▶ [EXTRACT PROVIDED]

--- begin ---

# old receiver hitch gets transformed...



## cathead (Feb 11, 2015)

Yesterday, I made a square 5c collet holder out of an old receiver
hitch.  It was an interesting lathe and mill project and I even got 
to use the unfinished collet holder to machine the pin that keeps
the collet from rotating.  I'm still eyeing the remains of the hitch
receiver to see if there could be a hex collet holder inside...

The spanner wrench works but is a little big so will most likely
have to make one to fit the tool.


----------



## T Bredehoft (Feb 11, 2015)

Great Idea, I like re-purposed materials.  I've been thinking of making a pair of collet holders, myself.


----------



## cathead (Feb 13, 2015)

*Hex 5c collet fabrication*

The square 5c collet holder was a lot easier to make than the hex.  My first
attempt  was using a home made 30 degree angle plate and positioning
the square stock in the vise.  I wasn't satisfied with the accuracy.  Then
I bored a .99 inch hole in the block and mounted it on a home made
slightly tapered mandrel about a foot long.  It slammed on really tight so 
set the assembly between centers using a rotary table to set the angles.

--- end ---

▶ [DATA BLOCK]
--- begin ---

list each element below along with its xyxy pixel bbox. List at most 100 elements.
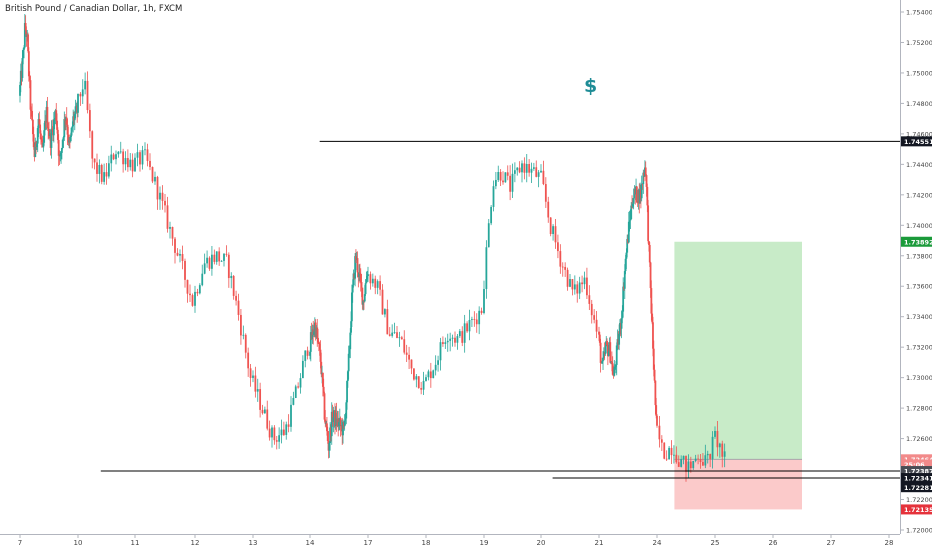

--- end ---

▶ [EXERCISE PROMPT] From the forum thread about turning an old receiver hitch into collet holders, reproduce the passage starting with "The spanner wrench" and going on through "collet holders, myself.". The data is separate from the thread and is not part of it.

▶ [ANSWER TO THIS TASK]
The spanner wrench works but is a little big so will most likely
have to make one to fit the tool.


----------



## T Bredehoft (Feb 11, 2015)

Great Idea, I like re-purposed materials.  I've been thinking of making a pair of collet holders, myself.